> GIVEN REQUEST
Your task is to retype each line of the data below exactly.

> DATA RECORDS
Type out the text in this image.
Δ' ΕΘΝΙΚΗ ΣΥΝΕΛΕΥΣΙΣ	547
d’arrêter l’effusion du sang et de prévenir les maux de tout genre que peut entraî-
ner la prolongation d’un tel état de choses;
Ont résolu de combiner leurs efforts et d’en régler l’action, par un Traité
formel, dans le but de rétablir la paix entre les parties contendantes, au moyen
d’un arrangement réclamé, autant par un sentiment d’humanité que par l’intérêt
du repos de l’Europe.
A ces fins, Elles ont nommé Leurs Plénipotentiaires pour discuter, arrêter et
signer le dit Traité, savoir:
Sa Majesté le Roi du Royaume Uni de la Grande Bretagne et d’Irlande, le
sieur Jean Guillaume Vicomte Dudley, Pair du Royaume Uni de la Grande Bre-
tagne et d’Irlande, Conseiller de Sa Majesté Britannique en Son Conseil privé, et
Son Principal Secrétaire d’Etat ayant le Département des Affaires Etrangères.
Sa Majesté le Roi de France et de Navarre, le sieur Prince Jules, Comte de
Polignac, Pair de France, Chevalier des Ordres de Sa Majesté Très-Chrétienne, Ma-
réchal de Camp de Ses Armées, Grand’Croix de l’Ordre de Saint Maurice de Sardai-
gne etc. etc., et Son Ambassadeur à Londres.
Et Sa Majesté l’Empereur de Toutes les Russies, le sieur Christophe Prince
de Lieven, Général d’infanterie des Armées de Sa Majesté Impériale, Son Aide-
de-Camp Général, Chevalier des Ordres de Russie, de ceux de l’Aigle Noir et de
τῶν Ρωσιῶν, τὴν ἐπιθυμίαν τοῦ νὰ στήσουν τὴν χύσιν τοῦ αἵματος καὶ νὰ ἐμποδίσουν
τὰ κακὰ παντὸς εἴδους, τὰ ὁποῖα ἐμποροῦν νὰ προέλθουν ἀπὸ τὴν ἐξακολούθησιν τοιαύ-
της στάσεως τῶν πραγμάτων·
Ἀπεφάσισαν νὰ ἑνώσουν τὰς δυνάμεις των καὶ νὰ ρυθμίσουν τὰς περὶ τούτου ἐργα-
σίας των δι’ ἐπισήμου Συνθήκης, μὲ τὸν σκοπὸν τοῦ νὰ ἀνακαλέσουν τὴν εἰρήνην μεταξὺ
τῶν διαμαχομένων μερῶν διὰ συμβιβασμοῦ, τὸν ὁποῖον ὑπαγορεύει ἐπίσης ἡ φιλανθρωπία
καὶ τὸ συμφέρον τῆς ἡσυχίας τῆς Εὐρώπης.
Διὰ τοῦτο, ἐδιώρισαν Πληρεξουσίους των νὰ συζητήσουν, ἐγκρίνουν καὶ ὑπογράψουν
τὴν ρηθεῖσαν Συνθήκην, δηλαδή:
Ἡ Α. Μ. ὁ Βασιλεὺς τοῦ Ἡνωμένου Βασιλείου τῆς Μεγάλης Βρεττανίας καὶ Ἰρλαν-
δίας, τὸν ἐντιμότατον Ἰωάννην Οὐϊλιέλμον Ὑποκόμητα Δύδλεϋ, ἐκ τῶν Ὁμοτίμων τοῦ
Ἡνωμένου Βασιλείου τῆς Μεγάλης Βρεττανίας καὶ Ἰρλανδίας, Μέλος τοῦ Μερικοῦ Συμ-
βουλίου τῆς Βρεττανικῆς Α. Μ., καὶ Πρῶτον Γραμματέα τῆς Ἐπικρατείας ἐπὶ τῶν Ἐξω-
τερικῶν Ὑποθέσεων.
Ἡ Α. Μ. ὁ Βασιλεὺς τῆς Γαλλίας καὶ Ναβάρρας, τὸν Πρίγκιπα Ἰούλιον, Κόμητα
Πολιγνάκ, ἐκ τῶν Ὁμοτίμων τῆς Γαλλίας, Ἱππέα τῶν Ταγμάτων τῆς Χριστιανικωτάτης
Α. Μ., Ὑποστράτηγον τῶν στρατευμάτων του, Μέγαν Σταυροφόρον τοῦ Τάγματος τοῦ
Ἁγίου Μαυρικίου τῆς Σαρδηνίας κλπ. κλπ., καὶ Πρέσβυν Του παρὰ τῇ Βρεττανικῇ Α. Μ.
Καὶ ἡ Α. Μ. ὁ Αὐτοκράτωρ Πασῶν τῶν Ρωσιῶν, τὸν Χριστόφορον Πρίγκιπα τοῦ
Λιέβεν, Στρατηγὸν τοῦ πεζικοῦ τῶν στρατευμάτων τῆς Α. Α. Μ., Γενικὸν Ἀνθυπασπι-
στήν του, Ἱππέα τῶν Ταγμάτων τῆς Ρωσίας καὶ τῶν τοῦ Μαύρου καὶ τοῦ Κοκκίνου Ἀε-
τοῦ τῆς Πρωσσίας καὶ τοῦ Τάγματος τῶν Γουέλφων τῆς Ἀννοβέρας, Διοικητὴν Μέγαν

> WORKED SOLUTION
Type out the text in this image.
Δ' ΕΘΝΙΚΗ ΣΥΝΕΛΕΥΣΙΣ	547
d’arrêter l’effusion du sang et de prévenir les maux de tout genre que peut entraî-
ner la prolongation d’un tel état de choses;
Ont résolu de combiner leurs efforts et d’en régler l’action, par un Traité
formel, dans le but de rétablir la paix entre les parties contendantes, au moyen
d’un arrangement réclamé, autant par un sentiment d’humanité que par l’intérêt
du repos de l’Europe.
A ces fins, Elles ont nommé Leurs Plénipotentiaires pour discuter, arrêter et
signer le dit Traité, savoir:
Sa Majesté le Roi du Royaume Uni de la Grande Bretagne et d’Irlande, le
sieur Jean Guillaume Vicomte Dudley, Pair du Royaume Uni de la Grande Bre-
tagne et d’Irlande, Conseiller de Sa Majesté Britannique en Son Conseil privé, et
Son Principal Secrétaire d’Etat ayant le Département des Affaires Etrangères.
Sa Majesté le Roi de France et de Navarre, le sieur Prince Jules, Comte de
Polignac, Pair de France, Chevalier des Ordres de Sa Majesté Très-Chrétienne, Ma-
réchal de Camp de Ses Armées, Grand’Croix de l’Ordre de Saint Maurice de Sardai-
gne etc. etc., et Son Ambassadeur à Londres.
Et Sa Majesté l’Empereur de Toutes les Russies, le sieur Christophe Prince
de Lieven, Général d’infanterie des Armées de Sa Majesté Impériale, Son Aide-
de-Camp Général, Chevalier des Ordres de Russie, de ceux de l’Aigle Noir et de
τῶν Ρωσιῶν, τὴν ἐπιθυμίαν τοῦ νὰ στήσουν τὴν χύσιν τοῦ αἵματος καὶ νὰ ἐμποδίσουν
τὰ κακὰ παντὸς εἴδους, τὰ ὁποῖα ἐμποροῦν νὰ προέλθουν ἀπὸ τὴν ἐξακολούθησιν τοιαύ-
της στάσεως τῶν πραγμάτων·
Ἀπεφάσισαν νὰ ἑνώσουν τὰς δυνάμεις των καὶ νὰ ρυθμίσουν τὰς περὶ τούτου ἐργα-
σίας των δι’ ἐπισήμου Συνθήκης, μὲ τὸν σκοπὸν τοῦ νὰ ἀνακαλέσουν τὴν εἰρήνην μεταξὺ
τῶν διαμαχομένων μερῶν διὰ συμβιβασμοῦ, τὸν ὁποῖον ὑπαγορεύει ἐπίσης ἡ φιλανθρωπία
καὶ τὸ συμφέρον τῆς ἡσυχίας τῆς Εὐρώπης.
Διὰ τοῦτο, ἐδιώρισαν Πληρεξουσίους των νὰ συζητήσουν, ἐγκρίνουν καὶ ὑπογράψουν
τὴν ρηθεῖσαν Συνθήκην, δηλαδή:
Ἡ Α. Μ. ὁ Βασιλεὺς τοῦ Ἡνωμένου Βασιλείου τῆς Μεγάλης Βρεττανίας καὶ Ἰρλαν-
δίας, τὸν ἐντιμότατον Ἰωάννην Οὐϊλιέλμον Ὑποκόμητα Δύδλεϋ, ἐκ τῶν Ὁμοτίμων τοῦ
Ἡνωμένου Βασιλείου τῆς Μεγάλης Βρεττανίας καὶ Ἰρλανδίας, Μέλος τοῦ Μερικοῦ Συμ-
βουλίου τῆς Βρεττανικῆς Α. Μ., καὶ Πρῶτον Γραμματέα τῆς Ἐπικρατείας ἐπὶ τῶν Ἐξω-
τερικῶν Ὑποθέσεων.
Ἡ Α. Μ. ὁ Βασιλεὺς τῆς Γαλλίας καὶ Ναβάρρας, τὸν Πρίγκιπα Ἰούλιον, Κόμητα
Πολιγνάκ, ἐκ τῶν Ὁμοτίμων τῆς Γαλλίας, Ἱππέα τῶν Ταγμάτων τῆς Χριστιανικωτάτης
Α. Μ., Ὑποστράτηγον τῶν στρατευμάτων του, Μέγαν Σταυροφόρον τοῦ Τάγματος τοῦ
Ἁγίου Μαυρικίου τῆς Σαρδηνίας κλπ. κλπ., καὶ Πρέσβυν Του παρὰ τῇ Βρεττανικῇ Α. Μ.
Καὶ ἡ Α. Μ. ὁ Αὐτοκράτωρ Πασῶν τῶν Ρωσιῶν, τὸν Χριστόφορον Πρίγκιπα τοῦ
Λιέβεν, Στρατηγὸν τοῦ πεζικοῦ τῶν στρατευμάτων τῆς Α. Α. Μ., Γενικὸν Ἀνθυπασπι-
στήν του, Ἱππέα τῶν Ταγμάτων τῆς Ρωσίας καὶ τῶν τοῦ Μαύρου καὶ τοῦ Κοκκίνου Ἀε-
τοῦ τῆς Πρωσσίας καὶ τοῦ Τάγματος τῶν Γουέλφων τῆς Ἀννοβέρας, Διοικητὴν Μέγαν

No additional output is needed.